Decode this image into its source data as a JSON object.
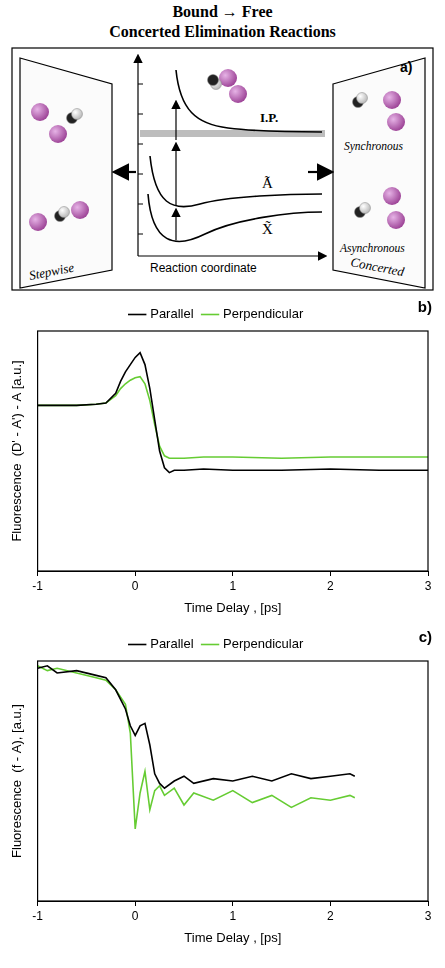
{
  "title": [
    "Bound → Free",
    "Concerted Elimination Reactions"
  ],
  "diagram": {
    "label": "a)",
    "ionization": "I.P.",
    "excited_state": "Ã",
    "ground_state": "X̃",
    "axis_label": "Reaction coordinate",
    "left_panel": "Stepwise",
    "right_panel": "Concerted",
    "right_top": "Synchronous",
    "right_bottom": "Asynchronous"
  },
  "chart_data": [
    {
      "type": "line",
      "panel_label": "b)",
      "x_label": "Time Delay , [ps]",
      "y_label": "Fluorescence  (D' - A') - A [a.u.]",
      "x": [
        -1,
        -0.8,
        -0.6,
        -0.4,
        -0.3,
        -0.2,
        -0.15,
        -0.1,
        -0.05,
        0,
        0.05,
        0.1,
        0.15,
        0.2,
        0.25,
        0.3,
        0.35,
        0.4,
        0.5,
        0.7,
        1,
        1.5,
        2,
        2.5,
        3
      ],
      "series": [
        {
          "name": "Parallel",
          "color": "#000000",
          "values": [
            6.9,
            6.9,
            6.9,
            6.95,
            7.0,
            7.4,
            7.9,
            8.3,
            8.6,
            8.9,
            9.1,
            8.6,
            7.6,
            6.3,
            5.0,
            4.3,
            4.1,
            4.2,
            4.2,
            4.25,
            4.2,
            4.2,
            4.25,
            4.2,
            4.2
          ]
        },
        {
          "name": "Perpendicular",
          "color": "#66cc33",
          "values": [
            6.9,
            6.9,
            6.9,
            6.95,
            7.0,
            7.3,
            7.6,
            7.8,
            7.95,
            8.05,
            8.1,
            7.8,
            7.1,
            6.1,
            5.2,
            4.8,
            4.7,
            4.7,
            4.7,
            4.75,
            4.75,
            4.7,
            4.75,
            4.75,
            4.75
          ]
        }
      ],
      "xlim": [
        -1,
        3
      ],
      "xticks": [
        -1,
        0,
        1,
        2,
        3
      ],
      "ylim": [
        0,
        10
      ],
      "grid": false,
      "legend": "top",
      "tick_labels": "x"
    },
    {
      "type": "line",
      "panel_label": "c)",
      "x_label": "Time Delay , [ps]",
      "y_label": "Fluorescence  (f - A), [a.u.]",
      "x": [
        -1,
        -0.9,
        -0.8,
        -0.6,
        -0.4,
        -0.3,
        -0.2,
        -0.1,
        -0.05,
        0,
        0.05,
        0.1,
        0.15,
        0.2,
        0.25,
        0.3,
        0.4,
        0.5,
        0.6,
        0.8,
        1,
        1.2,
        1.4,
        1.6,
        1.8,
        2,
        2.2,
        2.25
      ],
      "series": [
        {
          "name": "Parallel",
          "color": "#000000",
          "values": [
            9.7,
            9.8,
            9.5,
            9.6,
            9.4,
            9.3,
            8.8,
            8.0,
            7.3,
            6.9,
            7.3,
            7.4,
            6.5,
            5.3,
            4.9,
            4.7,
            5.0,
            5.2,
            4.9,
            5.1,
            5.0,
            5.2,
            5.0,
            5.3,
            5.1,
            5.2,
            5.3,
            5.2
          ]
        },
        {
          "name": "Perpendicular",
          "color": "#66cc33",
          "values": [
            9.8,
            9.6,
            9.7,
            9.5,
            9.3,
            9.2,
            8.8,
            8.2,
            7.0,
            3.0,
            4.5,
            5.4,
            3.8,
            4.6,
            4.8,
            4.4,
            4.7,
            4.0,
            4.5,
            4.2,
            4.6,
            4.1,
            4.4,
            3.9,
            4.3,
            4.2,
            4.4,
            4.3
          ]
        }
      ],
      "xlim": [
        -1,
        3
      ],
      "xticks": [
        -1,
        0,
        1,
        2,
        3
      ],
      "ylim": [
        0,
        10
      ],
      "grid": false,
      "legend": "top",
      "tick_labels": "x"
    }
  ]
}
◇ ◇ ◇ ◇ ◇ ◇ ◇
*Exercise brief*.
Retype the listing exactly. Pictures do not belong in the copy.

*Problem solution*.
Decode this image into its source data as a JSON object.
{
  "title": [
    "Bound → Free",
    "Concerted Elimination Reactions"
  ],
  "diagram": {
    "label": "a)",
    "ionization": "I.P.",
    "excited_state": "Ã",
    "ground_state": "X̃",
    "axis_label": "Reaction coordinate",
    "left_panel": "Stepwise",
    "right_panel": "Concerted",
    "right_top": "Synchronous",
    "right_bottom": "Asynchronous"
  },
  "chart_data": [
    {
      "type": "line",
      "panel_label": "b)",
      "x_label": "Time Delay , [ps]",
      "y_label": "Fluorescence  (D' - A') - A [a.u.]",
      "x": [
        -1,
        -0.8,
        -0.6,
        -0.4,
        -0.3,
        -0.2,
        -0.15,
        -0.1,
        -0.05,
        0,
        0.05,
        0.1,
        0.15,
        0.2,
        0.25,
        0.3,
        0.35,
        0.4,
        0.5,
        0.7,
        1,
        1.5,
        2,
        2.5,
        3
      ],
      "series": [
        {
          "name": "Parallel",
          "color": "#000000",
          "values": [
            6.9,
            6.9,
            6.9,
            6.95,
            7.0,
            7.4,
            7.9,
            8.3,
            8.6,
            8.9,
            9.1,
            8.6,
            7.6,
            6.3,
            5.0,
            4.3,
            4.1,
            4.2,
            4.2,
            4.25,
            4.2,
            4.2,
            4.25,
            4.2,
            4.2
          ]
        },
        {
          "name": "Perpendicular",
          "color": "#66cc33",
          "values": [
            6.9,
            6.9,
            6.9,
            6.95,
            7.0,
            7.3,
            7.6,
            7.8,
            7.95,
            8.05,
            8.1,
            7.8,
            7.1,
            6.1,
            5.2,
            4.8,
            4.7,
            4.7,
            4.7,
            4.75,
            4.75,
            4.7,
            4.75,
            4.75,
            4.75
          ]
        }
      ],
      "xlim": [
        -1,
        3
      ],
      "xticks": [
        -1,
        0,
        1,
        2,
        3
      ],
      "ylim": [
        0,
        10
      ],
      "grid": false,
      "legend": "top",
      "tick_labels": "x"
    },
    {
      "type": "line",
      "panel_label": "c)",
      "x_label": "Time Delay , [ps]",
      "y_label": "Fluorescence  (f - A), [a.u.]",
      "x": [
        -1,
        -0.9,
        -0.8,
        -0.6,
        -0.4,
        -0.3,
        -0.2,
        -0.1,
        -0.05,
        0,
        0.05,
        0.1,
        0.15,
        0.2,
        0.25,
        0.3,
        0.4,
        0.5,
        0.6,
        0.8,
        1,
        1.2,
        1.4,
        1.6,
        1.8,
        2,
        2.2,
        2.25
      ],
      "series": [
        {
          "name": "Parallel",
          "color": "#000000",
          "values": [
            9.7,
            9.8,
            9.5,
            9.6,
            9.4,
            9.3,
            8.8,
            8.0,
            7.3,
            6.9,
            7.3,
            7.4,
            6.5,
            5.3,
            4.9,
            4.7,
            5.0,
            5.2,
            4.9,
            5.1,
            5.0,
            5.2,
            5.0,
            5.3,
            5.1,
            5.2,
            5.3,
            5.2
          ]
        },
        {
          "name": "Perpendicular",
          "color": "#66cc33",
          "values": [
            9.8,
            9.6,
            9.7,
            9.5,
            9.3,
            9.2,
            8.8,
            8.2,
            7.0,
            3.0,
            4.5,
            5.4,
            3.8,
            4.6,
            4.8,
            4.4,
            4.7,
            4.0,
            4.5,
            4.2,
            4.6,
            4.1,
            4.4,
            3.9,
            4.3,
            4.2,
            4.4,
            4.3
          ]
        }
      ],
      "xlim": [
        -1,
        3
      ],
      "xticks": [
        -1,
        0,
        1,
        2,
        3
      ],
      "ylim": [
        0,
        10
      ],
      "grid": false,
      "legend": "top",
      "tick_labels": "x"
    }
  ]
}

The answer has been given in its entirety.